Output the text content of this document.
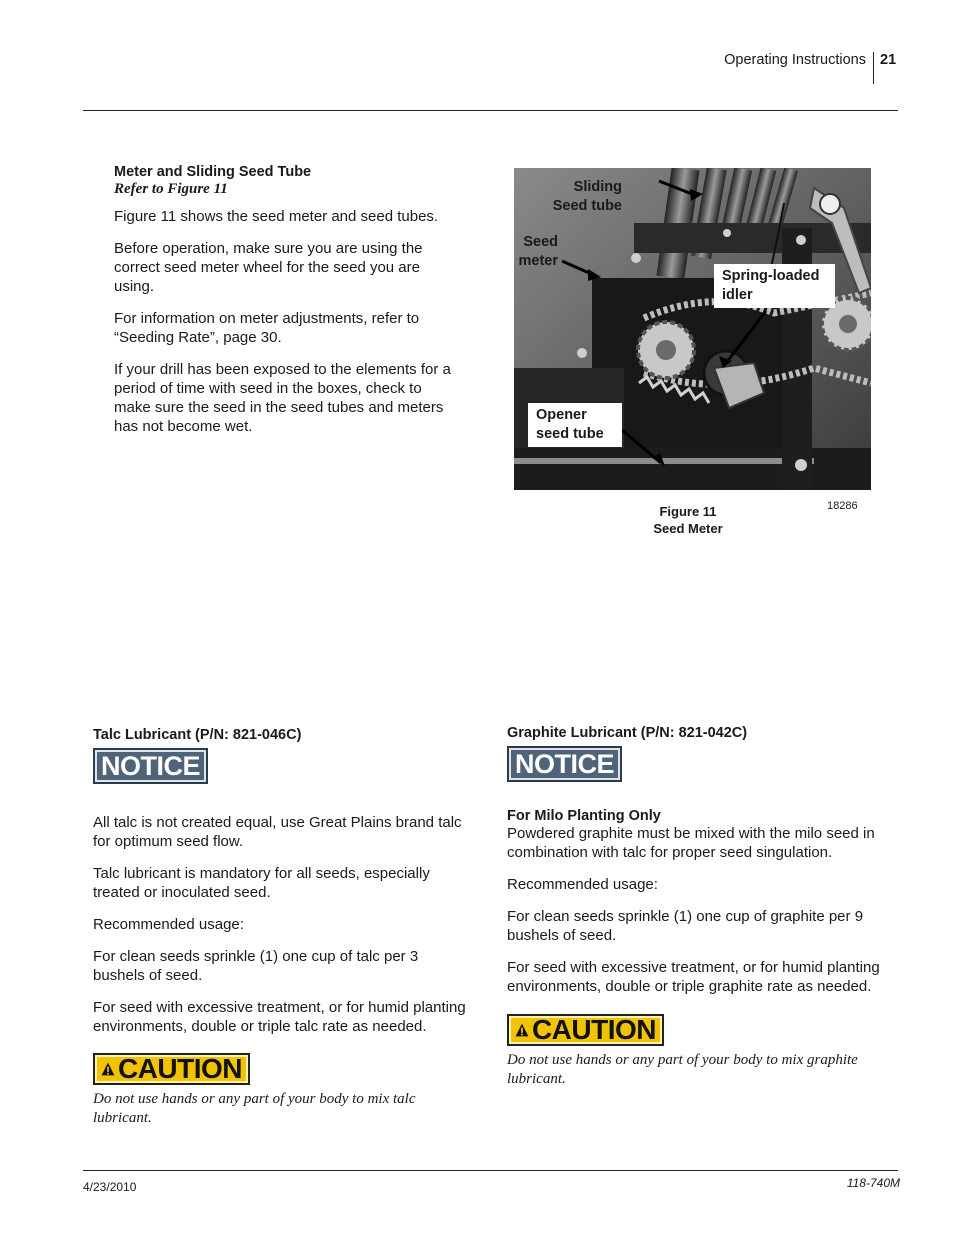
Operating Instructions 21
Meter and Sliding Seed Tube
Refer to Figure 11

Figure 11 shows the seed meter and seed tubes.

Before operation, make sure you are using the correct seed meter wheel for the seed you are using.

For information on meter adjustments, refer to “Seeding Rate”, page 30.

If your drill has been exposed to the elements for a period of time with seed in the boxes, check to make sure the seed in the seed tubes and meters has not become wet.

Sliding
Seed tube
Seed
meter
Spring-loaded
idler
Opener
seed tube
Figure 11
Seed Meter
18286
Talc Lubricant (P/N: 821-046C)
NOTICE

All talc is not created equal, use Great Plains brand talc for optimum seed flow.

Talc lubricant is mandatory for all seeds, especially treated or inoculated seed.

Recommended usage:

For clean seeds sprinkle (1) one cup of talc per 3 bushels of seed.

For seed with excessive treatment, or for humid planting environments, double or triple talc rate as needed.

CAUTION

Do not use hands or any part of your body to mix talc lubricant.

Graphite Lubricant (P/N: 821-042C)
NOTICE
For Milo Planting Only

Powdered graphite must be mixed with the milo seed in combination with talc for proper seed singulation.

Recommended usage:

For clean seeds sprinkle (1) one cup of graphite per 9 bushels of seed.

For seed with excessive treatment, or for humid planting environments, double or triple graphite rate as needed.

CAUTION

Do not use hands or any part of your body to mix graphite lubricant.

4/23/2010	118-740M
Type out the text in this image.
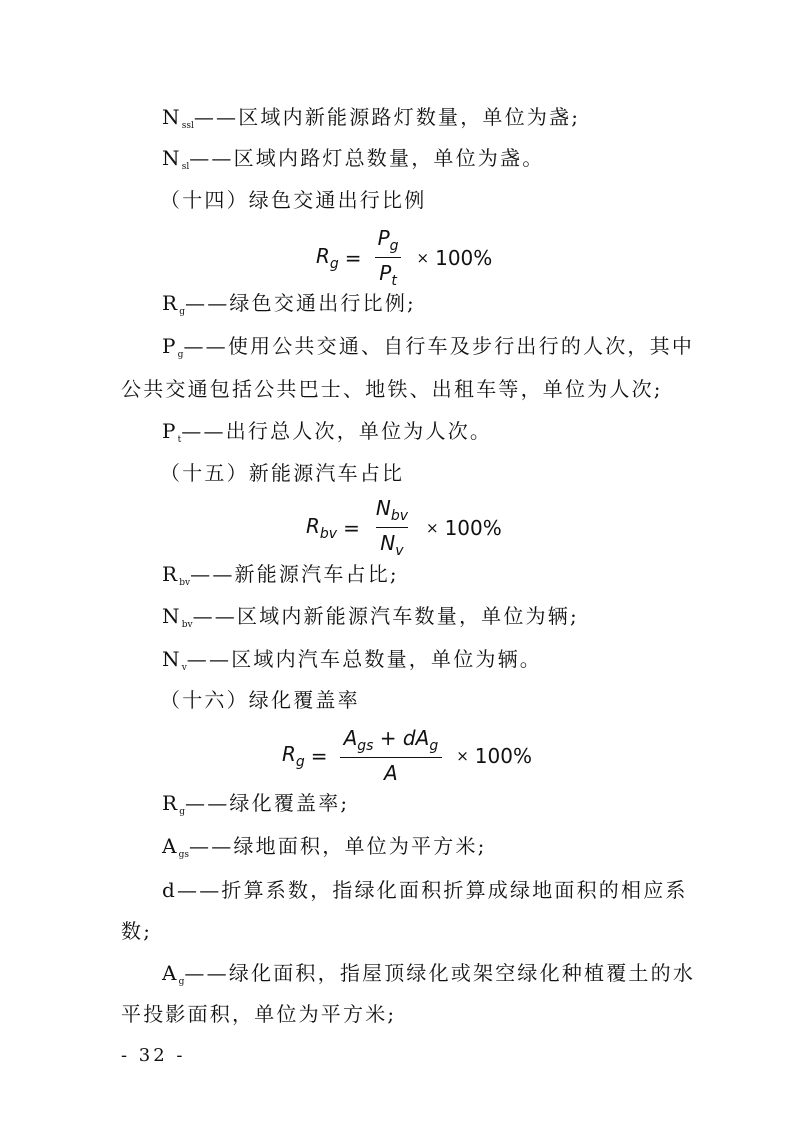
$N_{ssl}——$区域内新能源路灯数量，单位为盏;
$N_{sl}——$区域内路灯总数量，单位为盏。
（十四）绿色交通出行比例
$R_g = \frac{P_g}{P_t} \times 100\%$
$R_g——$绿色交通出行比例;
$P_g——$使用公共交通、自行车及步行出行的人次，其中
公共交通包括公共巴士、地铁、出租车等，单位为人次;
$P_t——$出行总人次，单位为人次。
（十五）新能源汽车占比
$R_{bv} = \frac{N_{bv}}{N_v} \times 100\%$
$R_{bv}——$新能源汽车占比;
$N_{bv}——$区域内新能源汽车数量，单位为辆;
$N_v——$区域内汽车总数量，单位为辆。
（十六）绿化覆盖率
$R_g = \frac{A_{gs} + dA_g}{A} \times 100\%$
$R_g——$绿化覆盖率;
$A_{gs}——$绿地面积，单位为平方米;
d——折算系数，指绿化面积折算成绿地面积的相应系
数;
$A_g——$绿化面积，指屋顶绿化或架空绿化种植覆土的水
平投影面积，单位为平方米;
- 32 -
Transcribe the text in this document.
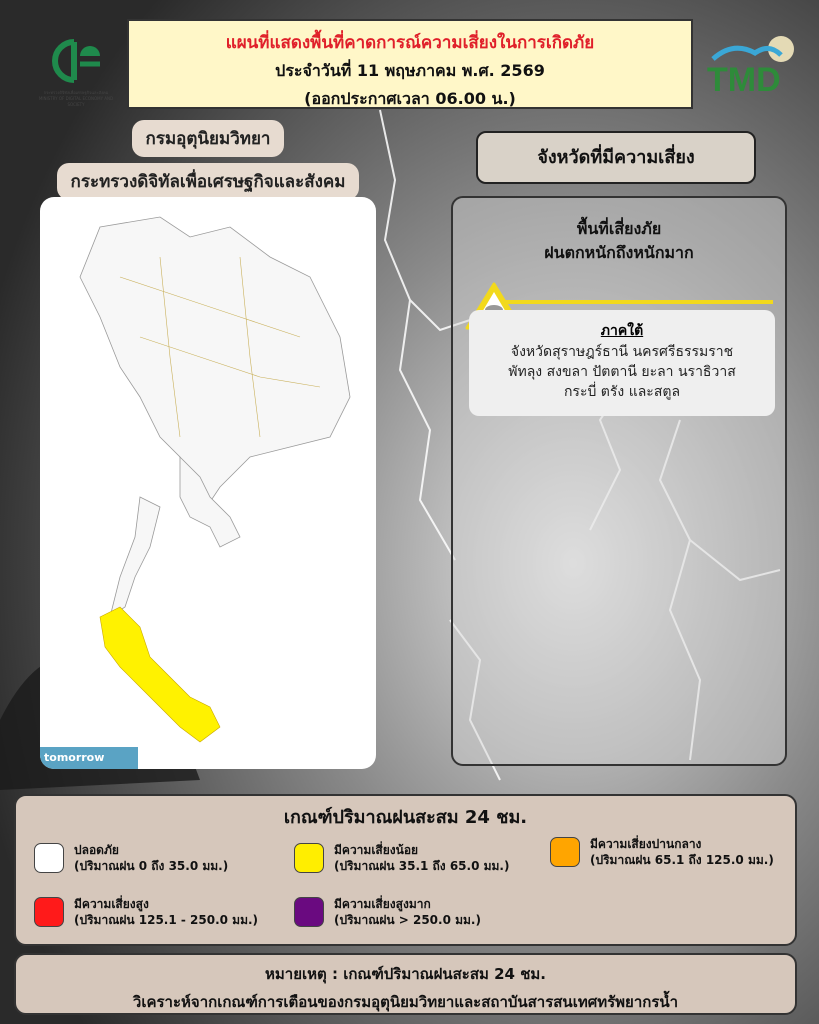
กระทรวงดิจิทัลเพื่อเศรษฐกิจและสังคม
MINISTRY OF DIGITAL ECONOMY AND SOCIETY
แผนที่แสดงพื้นที่คาดการณ์ความเสี่ยงในการเกิดภัย
ประจำวันที่ 11 พฤษภาคม พ.ศ. 2569
(ออกประกาศเวลา 06.00 น.)	TMD
กรมอุตุนิยมวิทยา
กระทรวงดิจิทัลเพื่อเศรษฐกิจและสังคม
จังหวัดที่มีความเสี่ยง
tomorrow
พื้นที่เสี่ยงภัย
ฝนตกหนักถึงหนักมาก
ภาคใต้
จังหวัดสุราษฎร์ธานี นครศรีธรรมราช
พัทลุง สงขลา ปัตตานี ยะลา นราธิวาส
กระบี่ ตรัง และสตูล
เกณฑ์ปริมาณฝนสะสม 24 ชม.
ปลอดภัย
(ปริมาณฝน 0 ถึง 35.0 มม.)
มีความเสี่ยงน้อย
(ปริมาณฝน 35.1 ถึง 65.0 มม.)
มีความเสี่ยงปานกลาง
(ปริมาณฝน 65.1 ถึง 125.0 มม.)
มีความเสี่ยงสูง
(ปริมาณฝน 125.1 - 250.0 มม.)
มีความเสี่ยงสูงมาก
(ปริมาณฝน > 250.0 มม.)
หมายเหตุ : เกณฑ์ปริมาณฝนสะสม 24 ชม.
วิเคราะห์จากเกณฑ์การเตือนของกรมอุตุนิยมวิทยาและสถาบันสารสนเทศทรัพยากรน้ำ
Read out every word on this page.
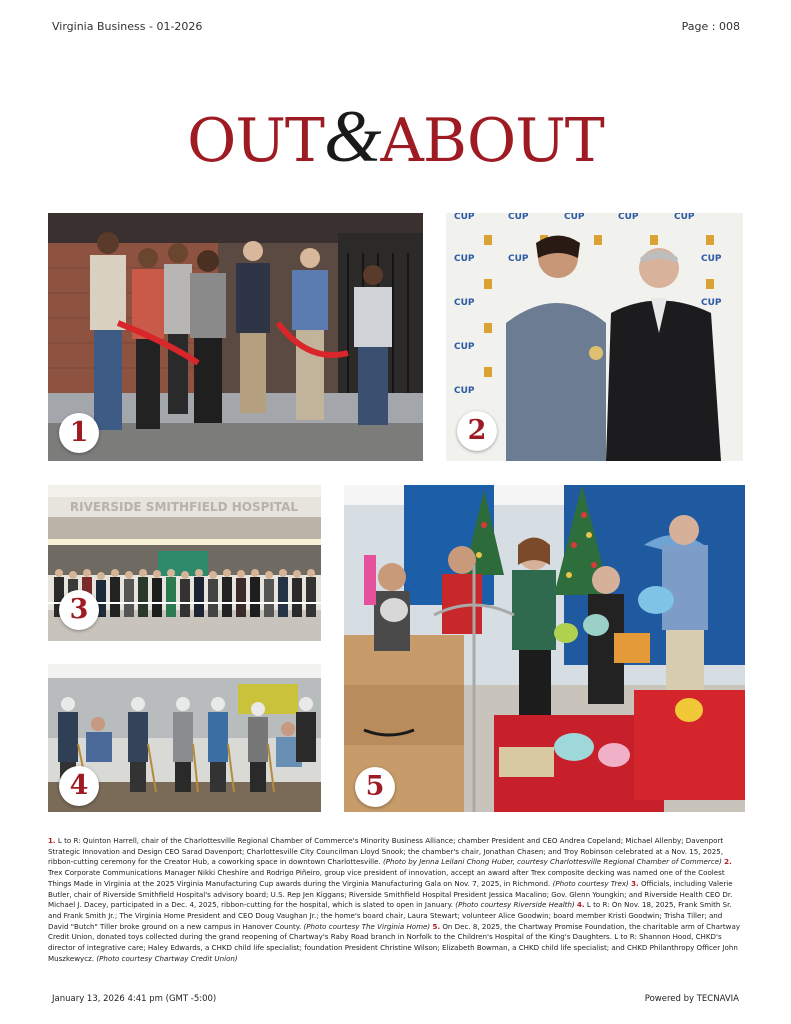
Virginia Business - 01-2026	Page : 008
OUT&ABOUT
1
CUP	CUP	CUP	CUP	CUP
CUP	CUP	CUP
CUP	CUP
CUP
CUP
2
RIVERSIDE SMITHFIELD HOSPITAL
3
4	5
1. L to R: Quinton Harrell, chair of the Charlottesville Regional Chamber of Commerce's Minority Business Alliance; chamber President and CEO Andrea Copeland; Michael Allenby; Davenport Strategic Innovation and Design CEO Sarad Davenport; Charlottesville City Councilman Lloyd Snook; the chamber's chair, Jonathan Chasen; and Troy Robinson celebrated at a Nov. 15, 2025, ribbon-cutting ceremony for the Creator Hub, a coworking space in downtown Charlottesville. (Photo by Jenna Leilani Chong Huber, courtesy Charlottesville Regional Chamber of Commerce) 2. Trex Corporate Communications Manager Nikki Cheshire and Rodrigo Piñeiro, group vice president of innovation, accept an award after Trex composite decking was named one of the Coolest Things Made in Virginia at the 2025 Virginia Manufacturing Cup awards during the Virginia Manufacturing Gala on Nov. 7, 2025, in Richmond. (Photo courtesy Trex) 3. Officials, including Valerie Butler, chair of Riverside Smithfield Hospital's advisory board; U.S. Rep Jen Kiggans; Riverside Smithfield Hospital President Jessica Macalino; Gov. Glenn Youngkin; and Riverside Health CEO Dr. Michael J. Dacey, participated in a Dec. 4, 2025, ribbon-cutting for the hospital, which is slated to open in January. (Photo courtesy Riverside Health) 4. L to R: On Nov. 18, 2025, Frank Smith Sr. and Frank Smith Jr.; The Virginia Home President and CEO Doug Vaughan Jr.; the home's board chair, Laura Stewart; volunteer Alice Goodwin; board member Kristi Goodwin; Trisha Tiller; and David "Butch" Tiller broke ground on a new campus in Hanover County. (Photo courtesy The Virginia Home) 5. On Dec. 8, 2025, the Chartway Promise Foundation, the charitable arm of Chartway Credit Union, donated toys collected during the grand reopening of Chartway's Raby Road branch in Norfolk to the Children's Hospital of the King's Daughters. L to R: Shannon Hood, CHKD's director of integrative care; Haley Edwards, a CHKD child life specialist; foundation President Christine Wilson; Elizabeth Bowman, a CHKD child life specialist; and CHKD Philanthropy Officer John Muszkewycz. (Photo courtesy Chartway Credit Union)
January 13, 2026 4:41 pm (GMT -5:00)	Powered by TECNAVIA
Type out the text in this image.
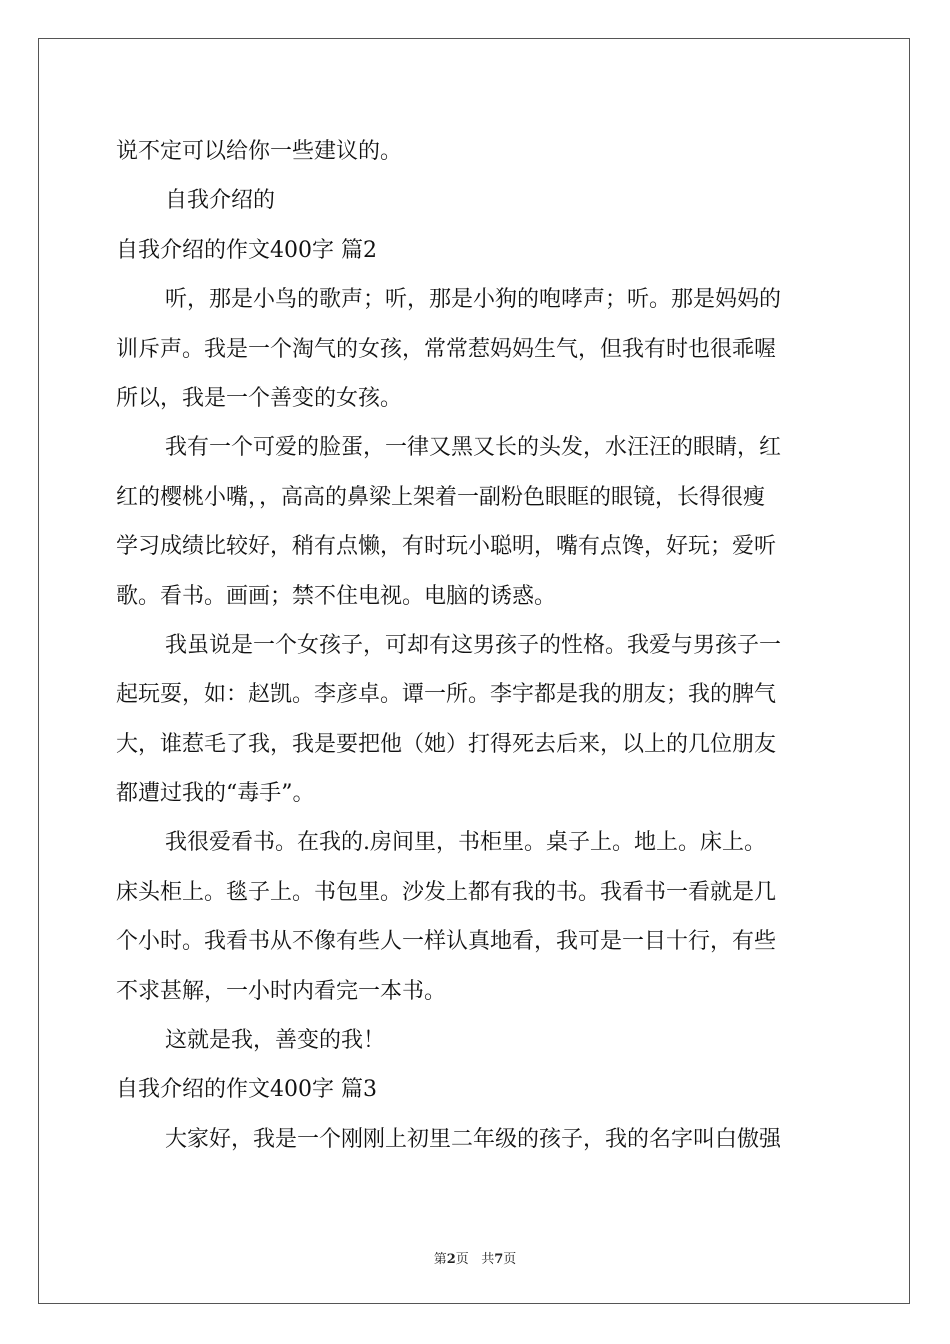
说不定可以给你一些建议的。
自我介绍的
自我介绍的作文400字 篇2
听，那是小鸟的歌声；听，那是小狗的咆哮声；听。那是妈妈的
训斥声。我是一个淘气的女孩，常常惹妈妈生气，但我有时也很乖喔
所以，我是一个善变的女孩。
我有一个可爱的脸蛋，一律又黑又长的头发，水汪汪的眼睛，红
红的樱桃小嘴，，高高的鼻梁上架着一副粉色眼眶的眼镜，长得很瘦
学习成绩比较好，稍有点懒，有时玩小聪明，嘴有点馋，好玩；爱听
歌。看书。画画；禁不住电视。电脑的诱惑。
我虽说是一个女孩子，可却有这男孩子的性格。我爱与男孩子一
起玩耍，如：赵凯。李彦卓。谭一所。李宇都是我的朋友；我的脾气
大，谁惹毛了我，我是要把他（她）打得死去后来，以上的几位朋友
都遭过我的“毒手”。
我很爱看书。在我的.房间里，书柜里。桌子上。地上。床上。
床头柜上。毯子上。书包里。沙发上都有我的书。我看书一看就是几
个小时。我看书从不像有些人一样认真地看，我可是一目十行，有些
不求甚解，一小时内看完一本书。
这就是我，善变的我！
自我介绍的作文400字 篇3
大家好，我是一个刚刚上初里二年级的孩子，我的名字叫白傲强
第2页 共7页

▶ _Task prompt_: Reproduce each record from above exactly; pictures do not belong in the copy.

▶ _The result_:
Output the text content of this document.
Operating Instructions 21
Meter and Sliding Seed Tube
Refer to Figure 11

Figure 11 shows the seed meter and seed tubes.

Before operation, make sure you are using the correct seed meter wheel for the seed you are using.

For information on meter adjustments, refer to “Seeding Rate”, page 30.

If your drill has been exposed to the elements for a period of time with seed in the boxes, check to make sure the seed in the seed tubes and meters has not become wet.

Sliding
Seed tube
Seed
meter
Spring-loaded
idler
Opener
seed tube
Figure 11
Seed Meter
18286
Talc Lubricant (P/N: 821-046C)
NOTICE

All talc is not created equal, use Great Plains brand talc for optimum seed flow.

Talc lubricant is mandatory for all seeds, especially treated or inoculated seed.

Recommended usage:

For clean seeds sprinkle (1) one cup of talc per 3 bushels of seed.

For seed with excessive treatment, or for humid planting environments, double or triple talc rate as needed.

CAUTION

Do not use hands or any part of your body to mix talc lubricant.

Graphite Lubricant (P/N: 821-042C)
NOTICE
For Milo Planting Only

Powdered graphite must be mixed with the milo seed in combination with talc for proper seed singulation.

Recommended usage:

For clean seeds sprinkle (1) one cup of graphite per 9 bushels of seed.

For seed with excessive treatment, or for humid planting environments, double or triple graphite rate as needed.

CAUTION

Do not use hands or any part of your body to mix graphite lubricant.

4/23/2010	118-740M
Type out the text in this image.
$N_{ssl}——$区域内新能源路灯数量，单位为盏;
$N_{sl}——$区域内路灯总数量，单位为盏。
（十四）绿色交通出行比例
$R_g = \frac{P_g}{P_t} \times 100\%$
$R_g——$绿色交通出行比例;
$P_g——$使用公共交通、自行车及步行出行的人次，其中
公共交通包括公共巴士、地铁、出租车等，单位为人次;
$P_t——$出行总人次，单位为人次。
（十五）新能源汽车占比
$R_{bv} = \frac{N_{bv}}{N_v} \times 100\%$
$R_{bv}——$新能源汽车占比;
$N_{bv}——$区域内新能源汽车数量，单位为辆;
$N_v——$区域内汽车总数量，单位为辆。
（十六）绿化覆盖率
$R_g = \frac{A_{gs} + dA_g}{A} \times 100\%$
$R_g——$绿化覆盖率;
$A_{gs}——$绿地面积，单位为平方米;
d——折算系数，指绿化面积折算成绿地面积的相应系
数;
$A_g——$绿化面积，指屋顶绿化或架空绿化种植覆土的水
平投影面积，单位为平方米;
- 32 -
Transcribe the text in this document.
กระทรวงดิจิทัลเพื่อเศรษฐกิจและสังคม
MINISTRY OF DIGITAL ECONOMY AND SOCIETY
แผนที่แสดงพื้นที่คาดการณ์ความเสี่ยงในการเกิดภัย
ประจำวันที่ 11 พฤษภาคม พ.ศ. 2569
(ออกประกาศเวลา 06.00 น.)	TMD
กรมอุตุนิยมวิทยา
กระทรวงดิจิทัลเพื่อเศรษฐกิจและสังคม
จังหวัดที่มีความเสี่ยง
tomorrow
พื้นที่เสี่ยงภัย
ฝนตกหนักถึงหนักมาก
ภาคใต้
จังหวัดสุราษฎร์ธานี นครศรีธรรมราช
พัทลุง สงขลา ปัตตานี ยะลา นราธิวาส
กระบี่ ตรัง และสตูล
เกณฑ์ปริมาณฝนสะสม 24 ชม.
ปลอดภัย
(ปริมาณฝน 0 ถึง 35.0 มม.)
มีความเสี่ยงน้อย
(ปริมาณฝน 35.1 ถึง 65.0 มม.)
มีความเสี่ยงปานกลาง
(ปริมาณฝน 65.1 ถึง 125.0 มม.)
มีความเสี่ยงสูง
(ปริมาณฝน 125.1 - 250.0 มม.)
มีความเสี่ยงสูงมาก
(ปริมาณฝน > 250.0 มม.)
หมายเหตุ : เกณฑ์ปริมาณฝนสะสม 24 ชม.
วิเคราะห์จากเกณฑ์การเตือนของกรมอุตุนิยมวิทยาและสถาบันสารสนเทศทรัพยากรน้ำ
Read out every word on this page.
Virginia Business - 01-2026	Page : 008
OUT&ABOUT
1
CUP	CUP	CUP	CUP	CUP
CUP	CUP	CUP
CUP	CUP
CUP
CUP
2
RIVERSIDE SMITHFIELD HOSPITAL
3
4	5
1. L to R: Quinton Harrell, chair of the Charlottesville Regional Chamber of Commerce's Minority Business Alliance; chamber President and CEO Andrea Copeland; Michael Allenby; Davenport Strategic Innovation and Design CEO Sarad Davenport; Charlottesville City Councilman Lloyd Snook; the chamber's chair, Jonathan Chasen; and Troy Robinson celebrated at a Nov. 15, 2025, ribbon-cutting ceremony for the Creator Hub, a coworking space in downtown Charlottesville. (Photo by Jenna Leilani Chong Huber, courtesy Charlottesville Regional Chamber of Commerce) 2. Trex Corporate Communications Manager Nikki Cheshire and Rodrigo Piñeiro, group vice president of innovation, accept an award after Trex composite decking was named one of the Coolest Things Made in Virginia at the 2025 Virginia Manufacturing Cup awards during the Virginia Manufacturing Gala on Nov. 7, 2025, in Richmond. (Photo courtesy Trex) 3. Officials, including Valerie Butler, chair of Riverside Smithfield Hospital's advisory board; U.S. Rep Jen Kiggans; Riverside Smithfield Hospital President Jessica Macalino; Gov. Glenn Youngkin; and Riverside Health CEO Dr. Michael J. Dacey, participated in a Dec. 4, 2025, ribbon-cutting for the hospital, which is slated to open in January. (Photo courtesy Riverside Health) 4. L to R: On Nov. 18, 2025, Frank Smith Sr. and Frank Smith Jr.; The Virginia Home President and CEO Doug Vaughan Jr.; the home's board chair, Laura Stewart; volunteer Alice Goodwin; board member Kristi Goodwin; Trisha Tiller; and David "Butch" Tiller broke ground on a new campus in Hanover County. (Photo courtesy The Virginia Home) 5. On Dec. 8, 2025, the Chartway Promise Foundation, the charitable arm of Chartway Credit Union, donated toys collected during the grand reopening of Chartway's Raby Road branch in Norfolk to the Children's Hospital of the King's Daughters. L to R: Shannon Hood, CHKD's director of integrative care; Haley Edwards, a CHKD child life specialist; foundation President Christine Wilson; Elizabeth Bowman, a CHKD child life specialist; and CHKD Philanthropy Officer John Muszkewycz. (Photo courtesy Chartway Credit Union)
January 13, 2026 4:41 pm (GMT -5:00)	Powered by TECNAVIA
Type out the text in this image.
说不定可以给你一些建议的。
自我介绍的
自我介绍的作文400字 篇2
听，那是小鸟的歌声；听，那是小狗的咆哮声；听。那是妈妈的
训斥声。我是一个淘气的女孩，常常惹妈妈生气，但我有时也很乖喔
所以，我是一个善变的女孩。
我有一个可爱的脸蛋，一律又黑又长的头发，水汪汪的眼睛，红
红的樱桃小嘴，，高高的鼻梁上架着一副粉色眼眶的眼镜，长得很瘦
学习成绩比较好，稍有点懒，有时玩小聪明，嘴有点馋，好玩；爱听
歌。看书。画画；禁不住电视。电脑的诱惑。
我虽说是一个女孩子，可却有这男孩子的性格。我爱与男孩子一
起玩耍，如：赵凯。李彦卓。谭一所。李宇都是我的朋友；我的脾气
大，谁惹毛了我，我是要把他（她）打得死去后来，以上的几位朋友
都遭过我的“毒手”。
我很爱看书。在我的.房间里，书柜里。桌子上。地上。床上。
床头柜上。毯子上。书包里。沙发上都有我的书。我看书一看就是几
个小时。我看书从不像有些人一样认真地看，我可是一目十行，有些
不求甚解，一小时内看完一本书。
这就是我，善变的我！
自我介绍的作文400字 篇3
大家好，我是一个刚刚上初里二年级的孩子，我的名字叫白傲强
第2页 共7页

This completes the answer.